WHAT IS NEEDED:
Check each line below for the word "value", and copy those that have it.

## BEGIN GIVEN RECORDS

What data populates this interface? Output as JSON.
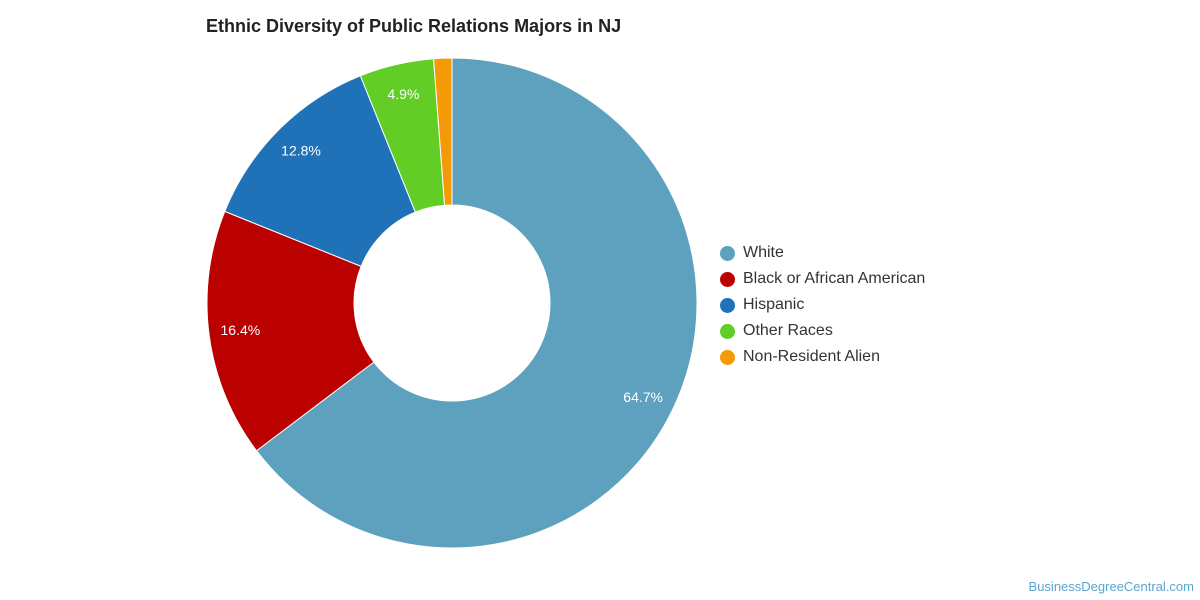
{
  "chart_data": {
    "type": "pie",
    "variant": "donut",
    "title": "Ethnic Diversity of Public Relations Majors in NJ",
    "slices": [
      {
        "label": "White",
        "value": 64.7,
        "display": "64.7%",
        "color": "#5da1be"
      },
      {
        "label": "Black or African American",
        "value": 16.4,
        "display": "16.4%",
        "color": "#bb0000"
      },
      {
        "label": "Hispanic",
        "value": 12.8,
        "display": "12.8%",
        "color": "#1f72b8"
      },
      {
        "label": "Other Races",
        "value": 4.9,
        "display": "4.9%",
        "color": "#62cd24"
      },
      {
        "label": "Non-Resident Alien",
        "value": 1.2,
        "display": "",
        "color": "#f59a07"
      }
    ],
    "legend_position": "right"
  },
  "footer": {
    "watermark": "BusinessDegreeCentral.com"
  }
}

## END GIVEN RECORDS

REPLY:
        "value": 64.7,
        "value": 16.4,
        "value": 12.8,
        "value": 4.9,
        "value": 1.2,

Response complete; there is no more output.